#### Task item:
Check every line of the entries that follow, and copy the ones containing "华兰生物疫苗股份有限公司".

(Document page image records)
____________

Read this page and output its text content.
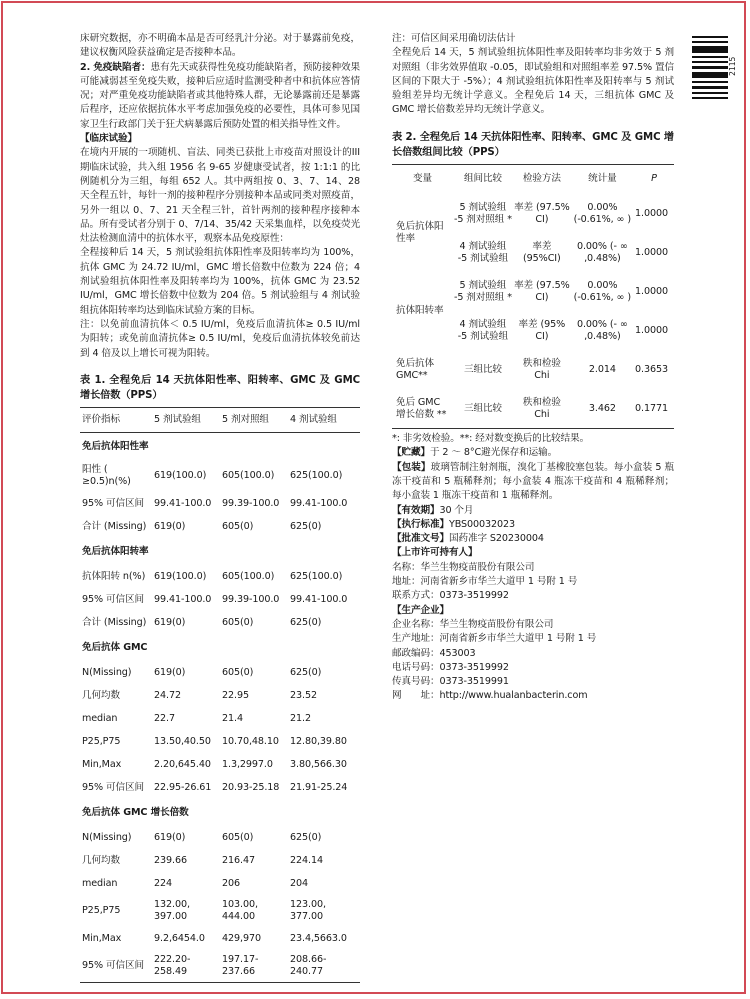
2115

床研究数据，亦不明确本品是否可经乳汁分泌。对于暴露前免疫，建议权衡风险获益确定是否接种本品。

2. 免疫缺陷者：患有先天或获得性免疫功能缺陷者，预防接种效果可能减弱甚至免疫失败，接种后应适时监测受种者中和抗体应答情况；对严重免疫功能缺陷者或其他特殊人群，无论暴露前还是暴露后程序，还应依据抗体水平考虑加强免疫的必要性，具体可参见国家卫生行政部门关于狂犬病暴露后预防处置的相关指导性文件。

【临床试验】

在境内开展的一项随机、盲法、同类已获批上市疫苗对照设计的III期临床试验，共入组 1956 名 9-65 岁健康受试者，按 1:1:1 的比例随机分为三组，每组 652 人。其中两组按 0、3、7、14、28 天全程五针，每针一剂的接种程序分别接种本品或同类对照疫苗，另外一组以 0、7、21 天全程三针，首针两剂的接种程序接种本品。所有受试者分别于 0、7/14、35/42 天采集血样，以免疫荧光灶法检测血清中的抗体水平，观察本品免疫原性：

全程接种后 14 天，5 剂试验组抗体阳性率及阳转率均为 100%，抗体 GMC 为 24.72 IU/ml，GMC 增长倍数中位数为 224 倍；4 剂试验组抗体阳性率及阳转率均为 100%，抗体 GMC 为 23.52 IU/ml，GMC 增长倍数中位数为 204 倍。5 剂试验组与 4 剂试验组抗体阳转率均达到临床试验方案的目标。

注：以免前血清抗体＜ 0.5 IU/ml，免疫后血清抗体≥ 0.5 IU/ml 为阳转；或免前血清抗体≥ 0.5 IU/ml，免疫后血清抗体较免前达到 4 倍及以上增长可视为阳转。

表 1. 全程免后 14 天抗体阳性率、阳转率、GMC 及 GMC 增长倍数（PPS）

评价指标	5 剂试验组	5 剂对照组	4 剂试验组
免后抗体阳性率			
阳性 ( ≥0.5)n(%)	619(100.0)	605(100.0)	625(100.0)
95% 可信区间	99.41-100.0	99.39-100.0	99.41-100.0
合计 (Missing)	619(0)	605(0)	625(0)
免后抗体阳转率			
抗体阳转 n(%)	619(100.0)	605(100.0)	625(100.0)
95% 可信区间	99.41-100.0	99.39-100.0	99.41-100.0
合计 (Missing)	619(0)	605(0)	625(0)
免后抗体 GMC			
N(Missing)	619(0)	605(0)	625(0)
几何均数	24.72	22.95	23.52
median	22.7	21.4	21.2
P25,P75	13.50,40.50	10.70,48.10	12.80,39.80
Min,Max	2.20,645.40	1.3,2997.0	3.80,566.30
95% 可信区间	22.95-26.61	20.93-25.18	21.91-25.24
免后抗体 GMC 增长倍数			
N(Missing)	619(0)	605(0)	625(0)
几何均数	239.66	216.47	224.14
median	224	206	204
P25,P75	132.00, 397.00	103.00, 444.00	123.00, 377.00
Min,Max	9.2,6454.0	429,970	23.4,5663.0
95% 可信区间	222.20-258.49	197.17-237.66	208.66-240.77

注：可信区间采用确切法估计

全程免后 14 天，5 剂试验组抗体阳性率及阳转率均非劣效于 5 剂对照组（非劣效界值取 -0.05，即试验组和对照组率差 97.5% 置信区间的下限大于 -5%）；4 剂试验组抗体阳性率及阳转率与 5 剂试验组差异均无统计学意义。全程免后 14 天，三组抗体 GMC 及 GMC 增长倍数差异均无统计学意义。

表 2. 全程免后 14 天抗体阳性率、阳转率、GMC 及 GMC 增长倍数组间比较（PPS）

变量	组间比较	检验方法	统计量	P
免后抗体阳性率	5 剂试验组 -5 剂对照组 *	率差 (97.5% CI)	0.00% (-0.61%, ∞ )	1.0000
	4 剂试验组 -5 剂试验组	率差 (95%CI)	0.00% (- ∞ ,0.48%)	1.0000
抗体阳转率	5 剂试验组 -5 剂对照组 *	率差 (97.5% CI)	0.00% (-0.61%, ∞ )	1.0000
	4 剂试验组 -5 剂试验组	率差 (95% CI)	0.00% (- ∞ ,0.48%)	1.0000
免后抗体 GMC**	三组比较	秩和检验 Chi	2.014	0.3653
免后 GMC 增长倍数 **	三组比较	秩和检验 Chi	3.462	0.1771

*: 非劣效检验。**: 经对数变换后的比较结果。

【贮藏】于 2 ～ 8°C避光保存和运输。

【包装】玻璃管制注射剂瓶，溴化丁基橡胶塞包装。每小盒装 5 瓶冻干疫苗和 5 瓶稀释剂；每小盒装 4 瓶冻干疫苗和 4 瓶稀释剂；每小盒装 1 瓶冻干疫苗和 1 瓶稀释剂。

【有效期】30 个月

【执行标准】YBS00032023

【批准文号】国药准字 S20230004

【上市许可持有人】

名称：华兰生物疫苗股份有限公司

地址：河南省新乡市华兰大道甲 1 号附 1 号

联系方式：0373-3519992

【生产企业】

企业名称：华兰生物疫苗股份有限公司

生产地址：河南省新乡市华兰大道甲 1 号附 1 号

邮政编码：453003

电话号码：0373-3519992

传真号码：0373-3519991

网　　址：http://www.hualanbacterin.com
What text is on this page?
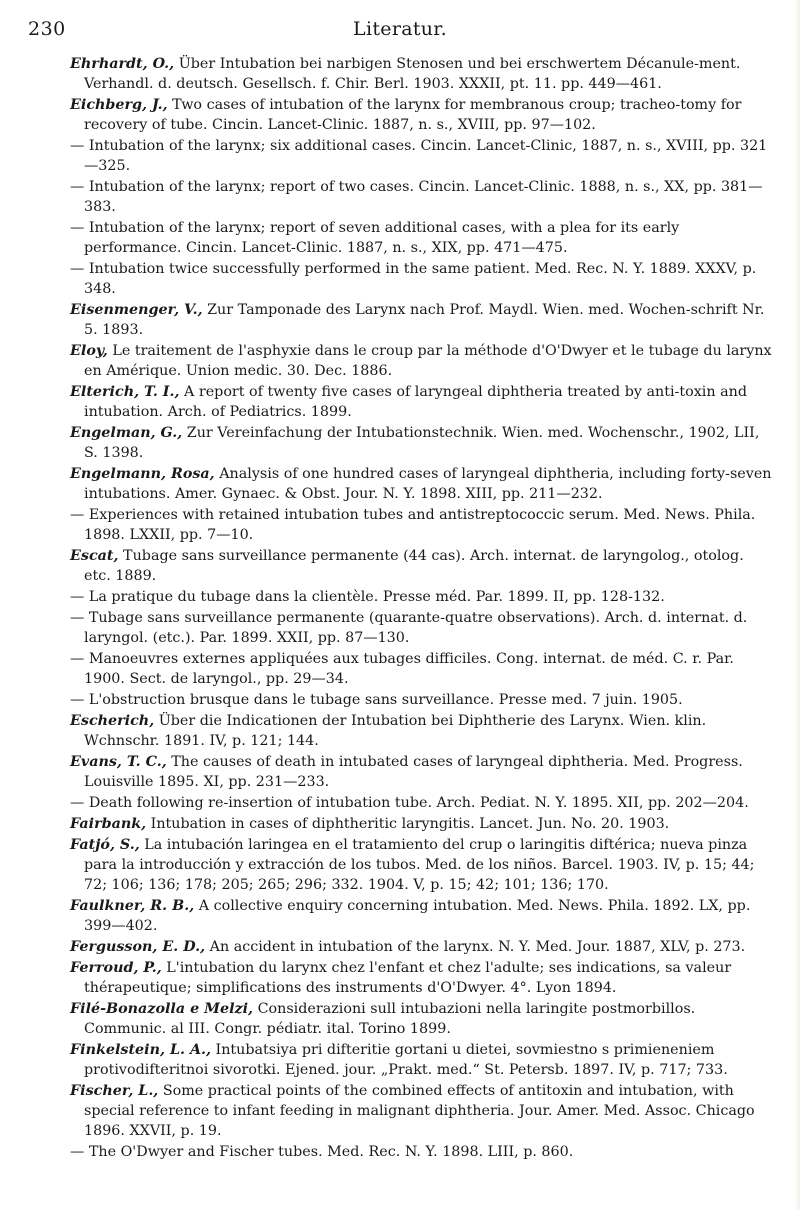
230	Literatur.

Ehrhardt, O., Über Intubation bei narbigen Stenosen und bei erschwertem Décanule-ment. Verhandl. d. deutsch. Gesellsch. f. Chir. Berl. 1903. XXXII, pt. 11. pp. 449—461.

Eichberg, J., Two cases of intubation of the larynx for membranous croup; tracheo-tomy for recovery of tube. Cincin. Lancet-Clinic. 1887, n. s., XVIII, pp. 97—102.

— Intubation of the larynx; six additional cases. Cincin. Lancet-Clinic, 1887, n. s., XVIII, pp. 321—325.

— Intubation of the larynx; report of two cases. Cincin. Lancet-Clinic. 1888, n. s., XX, pp. 381—383.

— Intubation of the larynx; report of seven additional cases, with a plea for its early performance. Cincin. Lancet-Clinic. 1887, n. s., XIX, pp. 471—475.

— Intubation twice successfully performed in the same patient. Med. Rec. N. Y. 1889. XXXV, p. 348.

Eisenmenger, V., Zur Tamponade des Larynx nach Prof. Maydl. Wien. med. Wochen-schrift Nr. 5. 1893.

Eloy, Le traitement de l'asphyxie dans le croup par la méthode d'O'Dwyer et le tubage du larynx en Amérique. Union medic. 30. Dec. 1886.

Elterich, T. I., A report of twenty five cases of laryngeal diphtheria treated by anti-toxin and intubation. Arch. of Pediatrics. 1899.

Engelman, G., Zur Vereinfachung der Intubationstechnik. Wien. med. Wochenschr., 1902, LII, S. 1398.

Engelmann, Rosa, Analysis of one hundred cases of laryngeal diphtheria, including forty-seven intubations. Amer. Gynaec. & Obst. Jour. N. Y. 1898. XIII, pp. 211—232.

— Experiences with retained intubation tubes and antistreptococcic serum. Med. News. Phila. 1898. LXXII, pp. 7—10.

Escat, Tubage sans surveillance permanente (44 cas). Arch. internat. de laryngolog., otolog. etc. 1889.

— La pratique du tubage dans la clientèle. Presse méd. Par. 1899. II, pp. 128-132.

— Tubage sans surveillance permanente (quarante-quatre observations). Arch. d. internat. d. laryngol. (etc.). Par. 1899. XXII, pp. 87—130.

— Manoeuvres externes appliquées aux tubages difficiles. Cong. internat. de méd. C. r. Par. 1900. Sect. de laryngol., pp. 29—34.

— L'obstruction brusque dans le tubage sans surveillance. Presse med. 7 juin. 1905.

Escherich, Über die Indicationen der Intubation bei Diphtherie des Larynx. Wien. klin. Wchnschr. 1891. IV, p. 121; 144.

Evans, T. C., The causes of death in intubated cases of laryngeal diphtheria. Med. Progress. Louisville 1895. XI, pp. 231—233.

— Death following re-insertion of intubation tube. Arch. Pediat. N. Y. 1895. XII, pp. 202—204.

Fairbank, Intubation in cases of diphtheritic laryngitis. Lancet. Jun. No. 20. 1903.

Fatjó, S., La intubación laringea en el tratamiento del crup o laringitis diftérica; nueva pinza para la introducción y extracción de los tubos. Med. de los niños. Barcel. 1903. IV, p. 15; 44; 72; 106; 136; 178; 205; 265; 296; 332. 1904. V, p. 15; 42; 101; 136; 170.

Faulkner, R. B., A collective enquiry concerning intubation. Med. News. Phila. 1892. LX, pp. 399—402.

Fergusson, E. D., An accident in intubation of the larynx. N. Y. Med. Jour. 1887, XLV, p. 273.

Ferroud, P., L'intubation du larynx chez l'enfant et chez l'adulte; ses indications, sa valeur thérapeutique; simplifications des instruments d'O'Dwyer. 4°. Lyon 1894.

Filé-Bonazolla e Melzi, Considerazioni sull intubazioni nella laringite postmorbillos. Communic. al III. Congr. pédiatr. ital. Torino 1899.

Finkelstein, L. A., Intubatsiya pri difteritie gortani u dietei, sovmiestno s primieneniem protivodifteritnoi sivorotki. Ejened. jour. „Prakt. med.“ St. Petersb. 1897. IV, p. 717; 733.

Fischer, L., Some practical points of the combined effects of antitoxin and intubation, with special reference to infant feeding in malignant diphtheria. Jour. Amer. Med. Assoc. Chicago 1896. XXVII, p. 19.

— The O'Dwyer and Fischer tubes. Med. Rec. N. Y. 1898. LIII, p. 860.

____________

#### Solution to this exercise:
名称：华兰生物疫苗股份有限公司
企业名称：华兰生物疫苗股份有限公司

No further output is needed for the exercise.